[BEGIN AVAILABLE RECORDS]
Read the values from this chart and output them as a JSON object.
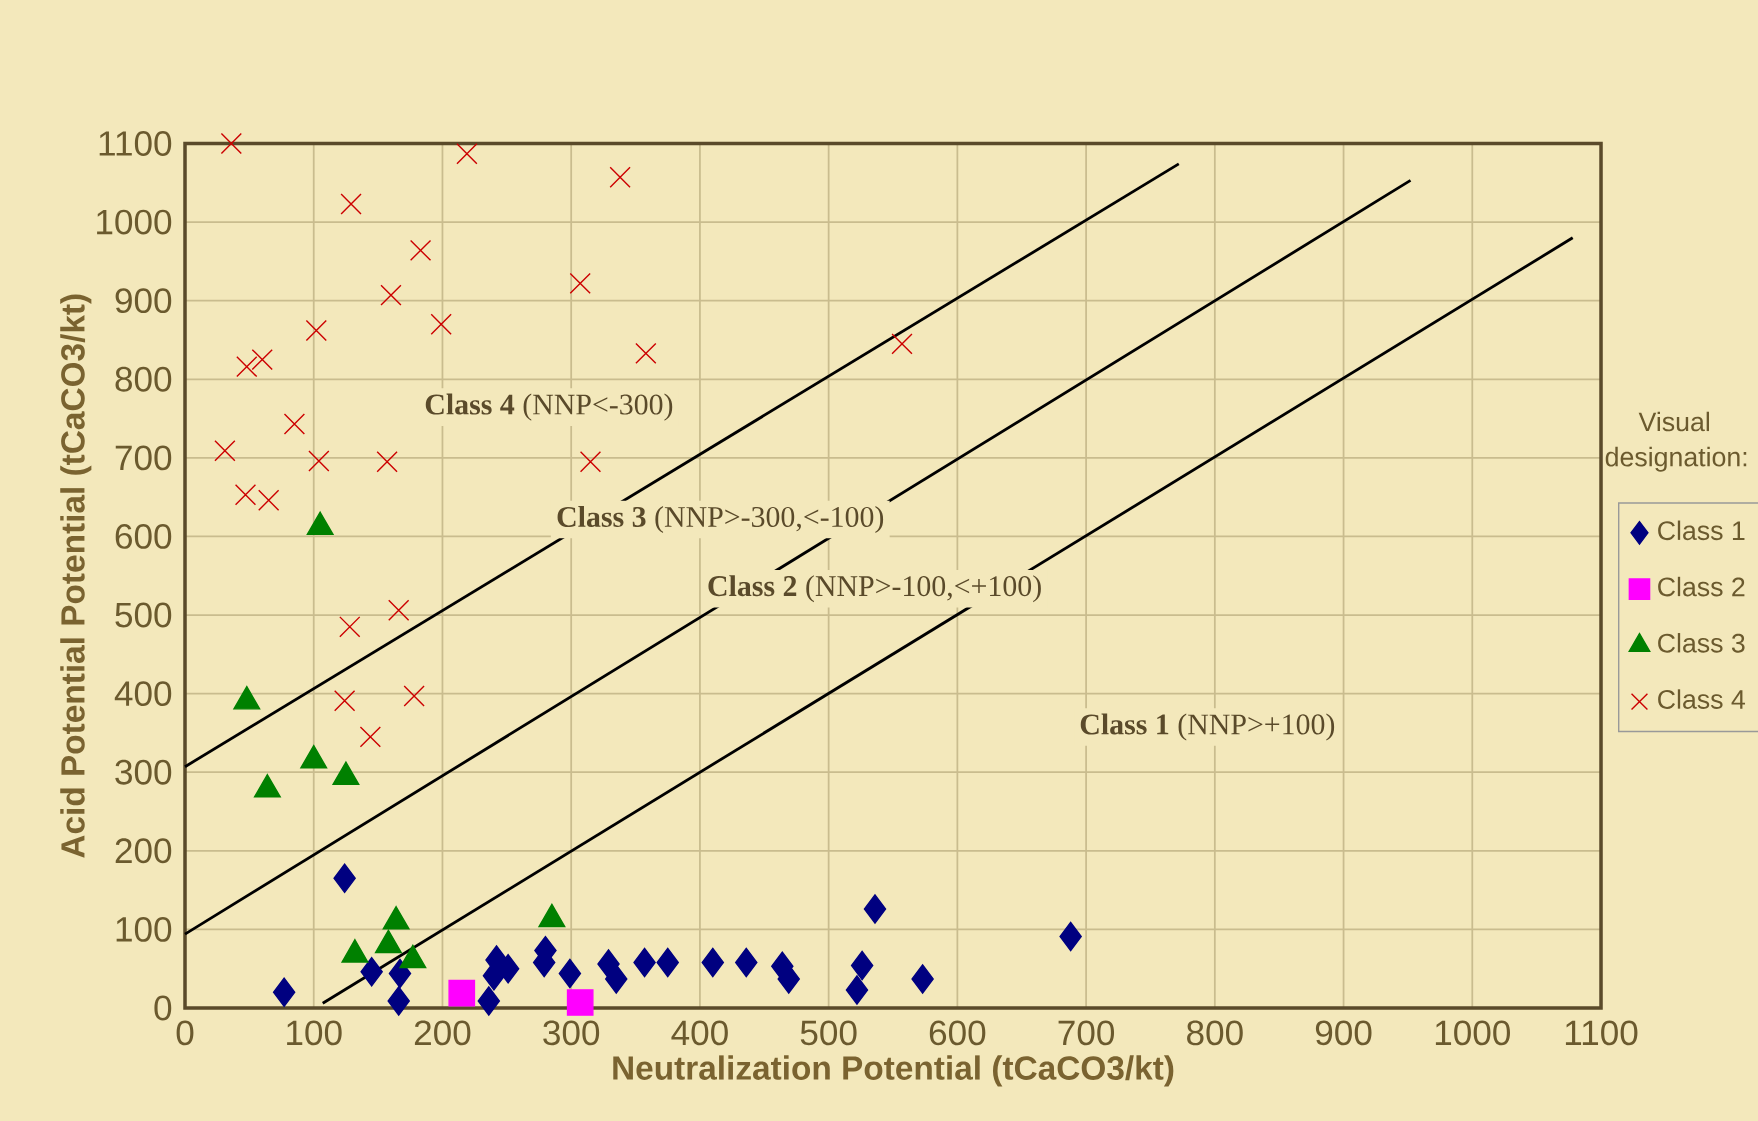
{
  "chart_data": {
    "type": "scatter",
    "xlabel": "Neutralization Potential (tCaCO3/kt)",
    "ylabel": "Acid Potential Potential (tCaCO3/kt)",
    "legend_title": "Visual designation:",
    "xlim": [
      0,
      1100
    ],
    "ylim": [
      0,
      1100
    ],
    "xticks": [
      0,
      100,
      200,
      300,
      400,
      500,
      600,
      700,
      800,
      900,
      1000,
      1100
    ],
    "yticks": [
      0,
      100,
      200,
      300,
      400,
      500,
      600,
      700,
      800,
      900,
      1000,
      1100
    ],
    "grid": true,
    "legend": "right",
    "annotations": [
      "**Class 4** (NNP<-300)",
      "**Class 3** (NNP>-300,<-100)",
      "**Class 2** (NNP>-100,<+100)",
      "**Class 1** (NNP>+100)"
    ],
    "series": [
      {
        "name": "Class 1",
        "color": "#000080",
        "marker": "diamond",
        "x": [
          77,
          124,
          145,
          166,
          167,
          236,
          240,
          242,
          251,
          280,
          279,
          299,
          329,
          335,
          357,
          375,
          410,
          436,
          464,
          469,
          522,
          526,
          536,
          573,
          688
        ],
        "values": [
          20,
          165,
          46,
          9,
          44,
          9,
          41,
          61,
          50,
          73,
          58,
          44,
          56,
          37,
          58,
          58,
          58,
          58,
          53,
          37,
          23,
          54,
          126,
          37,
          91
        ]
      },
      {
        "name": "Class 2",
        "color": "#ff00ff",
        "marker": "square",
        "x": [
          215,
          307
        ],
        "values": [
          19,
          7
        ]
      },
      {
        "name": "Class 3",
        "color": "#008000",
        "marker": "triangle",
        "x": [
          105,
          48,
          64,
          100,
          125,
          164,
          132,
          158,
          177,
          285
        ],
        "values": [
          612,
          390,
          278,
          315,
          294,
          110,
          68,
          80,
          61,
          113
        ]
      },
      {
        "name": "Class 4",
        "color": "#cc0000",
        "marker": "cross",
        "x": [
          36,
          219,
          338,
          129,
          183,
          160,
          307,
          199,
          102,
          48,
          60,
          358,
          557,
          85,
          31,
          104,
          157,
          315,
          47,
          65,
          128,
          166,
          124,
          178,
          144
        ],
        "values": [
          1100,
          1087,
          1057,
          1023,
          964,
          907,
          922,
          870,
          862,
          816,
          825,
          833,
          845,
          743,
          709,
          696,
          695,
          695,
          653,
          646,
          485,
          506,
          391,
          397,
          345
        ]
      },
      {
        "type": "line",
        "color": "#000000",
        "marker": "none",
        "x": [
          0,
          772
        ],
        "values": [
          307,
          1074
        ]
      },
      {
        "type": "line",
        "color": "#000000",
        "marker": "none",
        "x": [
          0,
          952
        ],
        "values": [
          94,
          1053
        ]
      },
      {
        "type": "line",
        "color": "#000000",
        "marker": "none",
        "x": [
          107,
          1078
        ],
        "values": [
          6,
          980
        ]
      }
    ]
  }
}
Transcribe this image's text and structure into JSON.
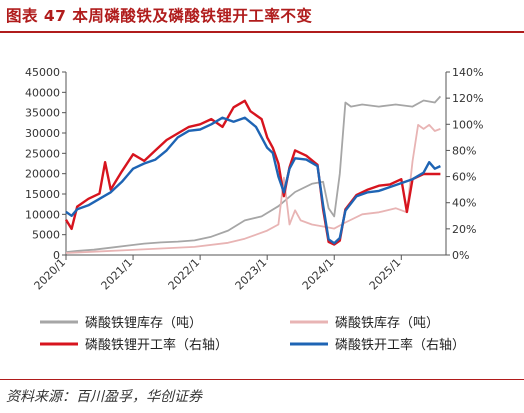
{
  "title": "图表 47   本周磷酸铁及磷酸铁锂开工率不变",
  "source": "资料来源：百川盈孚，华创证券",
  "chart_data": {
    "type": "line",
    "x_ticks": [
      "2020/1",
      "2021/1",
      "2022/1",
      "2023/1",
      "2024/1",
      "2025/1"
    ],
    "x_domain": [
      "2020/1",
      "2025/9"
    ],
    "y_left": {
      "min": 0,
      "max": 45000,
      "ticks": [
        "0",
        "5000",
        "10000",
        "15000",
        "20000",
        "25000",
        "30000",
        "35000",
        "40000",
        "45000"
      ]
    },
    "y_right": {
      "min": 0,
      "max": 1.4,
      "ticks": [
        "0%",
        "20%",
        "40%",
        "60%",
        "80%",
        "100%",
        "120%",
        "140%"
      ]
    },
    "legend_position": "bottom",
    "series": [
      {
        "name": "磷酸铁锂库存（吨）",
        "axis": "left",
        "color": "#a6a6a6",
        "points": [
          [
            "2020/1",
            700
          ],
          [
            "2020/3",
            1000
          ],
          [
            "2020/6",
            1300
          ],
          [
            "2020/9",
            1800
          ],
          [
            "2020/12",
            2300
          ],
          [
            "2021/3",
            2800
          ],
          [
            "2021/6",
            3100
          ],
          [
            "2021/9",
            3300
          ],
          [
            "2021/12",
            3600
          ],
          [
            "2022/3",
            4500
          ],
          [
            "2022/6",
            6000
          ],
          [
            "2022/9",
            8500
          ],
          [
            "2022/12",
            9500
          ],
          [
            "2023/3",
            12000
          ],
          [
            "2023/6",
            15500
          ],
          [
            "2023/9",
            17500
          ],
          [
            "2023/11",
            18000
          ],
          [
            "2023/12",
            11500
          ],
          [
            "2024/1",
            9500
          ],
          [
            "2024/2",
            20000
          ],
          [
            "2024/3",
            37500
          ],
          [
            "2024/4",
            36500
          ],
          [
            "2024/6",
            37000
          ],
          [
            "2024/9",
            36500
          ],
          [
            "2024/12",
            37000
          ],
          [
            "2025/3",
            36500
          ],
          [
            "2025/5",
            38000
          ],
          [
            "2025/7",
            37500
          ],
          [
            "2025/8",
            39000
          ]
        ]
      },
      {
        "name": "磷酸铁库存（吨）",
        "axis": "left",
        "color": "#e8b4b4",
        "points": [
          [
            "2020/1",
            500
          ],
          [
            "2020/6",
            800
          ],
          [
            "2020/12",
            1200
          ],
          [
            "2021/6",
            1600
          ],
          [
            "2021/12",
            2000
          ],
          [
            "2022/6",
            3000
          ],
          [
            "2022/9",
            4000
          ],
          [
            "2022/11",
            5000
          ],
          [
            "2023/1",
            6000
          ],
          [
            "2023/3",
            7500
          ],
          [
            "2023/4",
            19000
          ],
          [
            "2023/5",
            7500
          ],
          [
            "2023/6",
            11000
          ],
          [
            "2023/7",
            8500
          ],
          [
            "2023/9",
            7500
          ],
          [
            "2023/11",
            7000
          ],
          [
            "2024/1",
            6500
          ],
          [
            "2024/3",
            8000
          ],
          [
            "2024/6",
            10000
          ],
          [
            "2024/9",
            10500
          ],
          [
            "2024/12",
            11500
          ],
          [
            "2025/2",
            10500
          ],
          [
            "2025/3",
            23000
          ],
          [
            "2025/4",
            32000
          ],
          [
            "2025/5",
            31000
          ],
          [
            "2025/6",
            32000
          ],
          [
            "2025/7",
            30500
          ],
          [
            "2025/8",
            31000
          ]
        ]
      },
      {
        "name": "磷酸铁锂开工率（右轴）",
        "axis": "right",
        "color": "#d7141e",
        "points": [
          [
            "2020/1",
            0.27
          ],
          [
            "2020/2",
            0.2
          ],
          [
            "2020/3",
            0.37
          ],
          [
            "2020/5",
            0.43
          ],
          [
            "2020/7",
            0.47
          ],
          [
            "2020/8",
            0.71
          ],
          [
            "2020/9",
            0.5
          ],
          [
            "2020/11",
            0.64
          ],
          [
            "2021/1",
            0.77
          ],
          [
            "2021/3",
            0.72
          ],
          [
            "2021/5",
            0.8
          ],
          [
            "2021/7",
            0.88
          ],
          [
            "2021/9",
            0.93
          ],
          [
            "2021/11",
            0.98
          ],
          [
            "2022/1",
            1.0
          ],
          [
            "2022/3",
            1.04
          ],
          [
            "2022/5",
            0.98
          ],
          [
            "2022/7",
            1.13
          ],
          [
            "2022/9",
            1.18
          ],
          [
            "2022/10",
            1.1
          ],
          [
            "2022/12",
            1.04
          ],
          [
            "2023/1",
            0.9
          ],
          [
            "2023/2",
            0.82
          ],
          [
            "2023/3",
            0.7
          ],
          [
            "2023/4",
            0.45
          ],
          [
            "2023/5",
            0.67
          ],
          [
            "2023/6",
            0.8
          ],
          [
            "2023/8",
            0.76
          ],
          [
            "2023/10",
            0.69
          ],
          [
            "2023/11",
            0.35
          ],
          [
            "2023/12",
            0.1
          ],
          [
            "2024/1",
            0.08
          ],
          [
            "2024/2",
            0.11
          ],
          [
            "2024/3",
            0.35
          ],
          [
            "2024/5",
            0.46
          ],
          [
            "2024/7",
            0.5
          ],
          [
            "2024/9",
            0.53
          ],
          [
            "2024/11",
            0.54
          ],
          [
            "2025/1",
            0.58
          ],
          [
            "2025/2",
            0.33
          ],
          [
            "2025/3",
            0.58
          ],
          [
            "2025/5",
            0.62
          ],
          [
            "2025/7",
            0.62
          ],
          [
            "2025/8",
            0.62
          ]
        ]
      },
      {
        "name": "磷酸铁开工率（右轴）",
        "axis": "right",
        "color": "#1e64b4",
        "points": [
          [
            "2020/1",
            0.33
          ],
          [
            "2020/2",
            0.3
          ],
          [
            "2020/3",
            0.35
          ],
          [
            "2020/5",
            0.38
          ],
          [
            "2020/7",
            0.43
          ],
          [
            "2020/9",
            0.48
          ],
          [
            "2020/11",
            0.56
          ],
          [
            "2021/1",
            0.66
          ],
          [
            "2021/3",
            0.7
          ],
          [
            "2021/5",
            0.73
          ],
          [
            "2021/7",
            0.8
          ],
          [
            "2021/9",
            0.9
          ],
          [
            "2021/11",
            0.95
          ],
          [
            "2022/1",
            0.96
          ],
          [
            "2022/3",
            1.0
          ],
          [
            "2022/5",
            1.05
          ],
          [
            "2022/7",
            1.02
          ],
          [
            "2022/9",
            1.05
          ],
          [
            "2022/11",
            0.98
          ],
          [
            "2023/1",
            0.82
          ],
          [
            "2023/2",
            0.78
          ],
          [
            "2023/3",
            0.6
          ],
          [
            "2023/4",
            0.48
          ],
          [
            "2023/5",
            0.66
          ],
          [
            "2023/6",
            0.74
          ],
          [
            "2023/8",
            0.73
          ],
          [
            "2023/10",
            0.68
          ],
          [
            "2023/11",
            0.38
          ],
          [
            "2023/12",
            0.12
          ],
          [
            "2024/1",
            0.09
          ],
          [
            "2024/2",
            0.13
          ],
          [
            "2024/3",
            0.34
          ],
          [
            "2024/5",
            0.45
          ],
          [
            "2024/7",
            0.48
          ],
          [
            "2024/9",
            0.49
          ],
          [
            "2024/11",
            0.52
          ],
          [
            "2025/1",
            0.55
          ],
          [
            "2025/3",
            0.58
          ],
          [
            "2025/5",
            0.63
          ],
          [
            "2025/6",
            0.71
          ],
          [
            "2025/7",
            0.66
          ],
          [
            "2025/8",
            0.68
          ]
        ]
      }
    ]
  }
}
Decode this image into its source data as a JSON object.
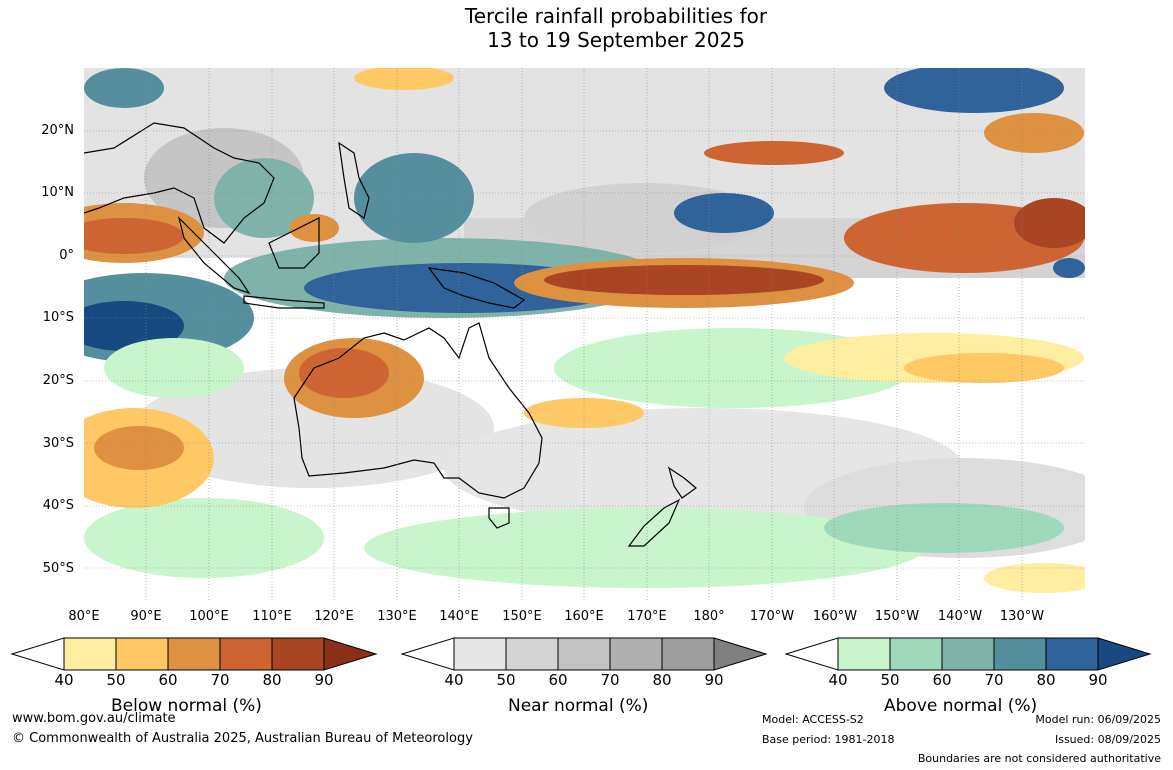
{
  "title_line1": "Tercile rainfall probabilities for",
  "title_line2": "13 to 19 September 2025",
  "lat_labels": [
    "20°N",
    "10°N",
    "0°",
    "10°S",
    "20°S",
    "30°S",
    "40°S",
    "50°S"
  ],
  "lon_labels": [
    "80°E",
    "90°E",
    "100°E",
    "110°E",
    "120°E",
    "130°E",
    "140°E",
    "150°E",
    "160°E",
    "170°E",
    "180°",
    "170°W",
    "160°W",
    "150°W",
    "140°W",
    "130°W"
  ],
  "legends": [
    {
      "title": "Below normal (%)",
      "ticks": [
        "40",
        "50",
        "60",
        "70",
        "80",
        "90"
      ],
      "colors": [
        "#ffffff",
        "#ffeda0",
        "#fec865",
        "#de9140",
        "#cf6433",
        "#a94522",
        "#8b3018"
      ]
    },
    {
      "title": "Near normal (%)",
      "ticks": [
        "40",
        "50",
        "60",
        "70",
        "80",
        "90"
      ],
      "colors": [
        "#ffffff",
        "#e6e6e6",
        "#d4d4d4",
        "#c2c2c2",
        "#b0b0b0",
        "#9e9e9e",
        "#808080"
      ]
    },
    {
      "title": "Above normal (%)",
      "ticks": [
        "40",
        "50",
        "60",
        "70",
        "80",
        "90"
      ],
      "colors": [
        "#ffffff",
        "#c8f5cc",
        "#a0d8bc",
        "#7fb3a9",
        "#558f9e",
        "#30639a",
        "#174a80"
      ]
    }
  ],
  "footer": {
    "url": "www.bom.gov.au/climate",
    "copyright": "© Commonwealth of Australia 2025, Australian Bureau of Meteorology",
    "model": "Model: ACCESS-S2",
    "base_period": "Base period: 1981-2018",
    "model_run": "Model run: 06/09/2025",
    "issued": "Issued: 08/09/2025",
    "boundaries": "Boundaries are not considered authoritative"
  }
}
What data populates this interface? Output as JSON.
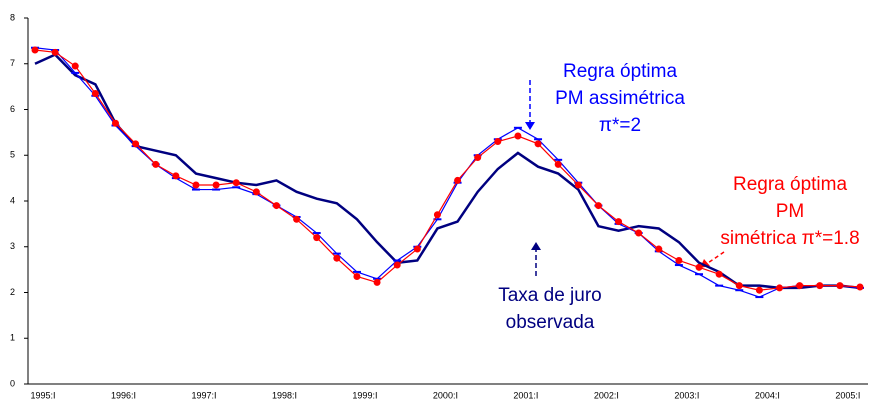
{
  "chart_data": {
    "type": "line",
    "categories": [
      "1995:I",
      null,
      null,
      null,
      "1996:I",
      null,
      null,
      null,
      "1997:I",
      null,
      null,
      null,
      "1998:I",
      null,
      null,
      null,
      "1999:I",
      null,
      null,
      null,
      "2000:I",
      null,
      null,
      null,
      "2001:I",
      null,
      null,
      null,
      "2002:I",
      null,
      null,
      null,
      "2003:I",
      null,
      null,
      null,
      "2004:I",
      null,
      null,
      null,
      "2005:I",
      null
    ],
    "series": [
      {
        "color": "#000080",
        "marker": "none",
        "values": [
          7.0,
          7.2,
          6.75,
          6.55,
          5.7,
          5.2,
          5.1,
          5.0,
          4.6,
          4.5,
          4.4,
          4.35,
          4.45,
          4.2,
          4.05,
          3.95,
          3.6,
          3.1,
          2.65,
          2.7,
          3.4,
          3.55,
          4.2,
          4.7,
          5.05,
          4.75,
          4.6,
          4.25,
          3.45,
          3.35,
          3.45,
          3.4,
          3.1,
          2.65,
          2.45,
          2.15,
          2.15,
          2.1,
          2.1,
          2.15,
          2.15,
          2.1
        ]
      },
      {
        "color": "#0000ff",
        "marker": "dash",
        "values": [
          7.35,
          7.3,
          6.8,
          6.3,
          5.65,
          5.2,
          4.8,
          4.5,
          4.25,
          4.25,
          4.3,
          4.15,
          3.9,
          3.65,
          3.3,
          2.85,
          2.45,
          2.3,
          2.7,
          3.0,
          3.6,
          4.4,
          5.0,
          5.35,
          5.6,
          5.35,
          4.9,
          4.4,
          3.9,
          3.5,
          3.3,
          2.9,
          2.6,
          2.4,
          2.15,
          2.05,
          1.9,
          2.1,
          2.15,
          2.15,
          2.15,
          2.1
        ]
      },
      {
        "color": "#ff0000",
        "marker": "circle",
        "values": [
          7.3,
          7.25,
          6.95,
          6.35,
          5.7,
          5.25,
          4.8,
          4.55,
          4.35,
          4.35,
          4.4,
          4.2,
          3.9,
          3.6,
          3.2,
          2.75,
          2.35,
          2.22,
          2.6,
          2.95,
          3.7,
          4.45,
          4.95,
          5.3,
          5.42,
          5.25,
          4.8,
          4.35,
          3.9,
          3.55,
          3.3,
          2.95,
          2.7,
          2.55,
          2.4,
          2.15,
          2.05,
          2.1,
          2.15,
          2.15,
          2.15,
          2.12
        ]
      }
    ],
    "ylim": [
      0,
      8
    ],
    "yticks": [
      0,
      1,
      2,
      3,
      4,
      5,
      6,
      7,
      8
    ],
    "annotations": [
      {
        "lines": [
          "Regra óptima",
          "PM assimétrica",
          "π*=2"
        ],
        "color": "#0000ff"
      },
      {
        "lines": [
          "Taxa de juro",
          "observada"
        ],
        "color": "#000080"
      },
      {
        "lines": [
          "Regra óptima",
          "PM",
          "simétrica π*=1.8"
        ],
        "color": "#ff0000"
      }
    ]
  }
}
[END AVAILABLE RECORDS]
SET PROBLEM: State how many lines of the listing above hold the word "Class", with nothing but the number.

SOLUTION FOR THIS EXERCISE: 8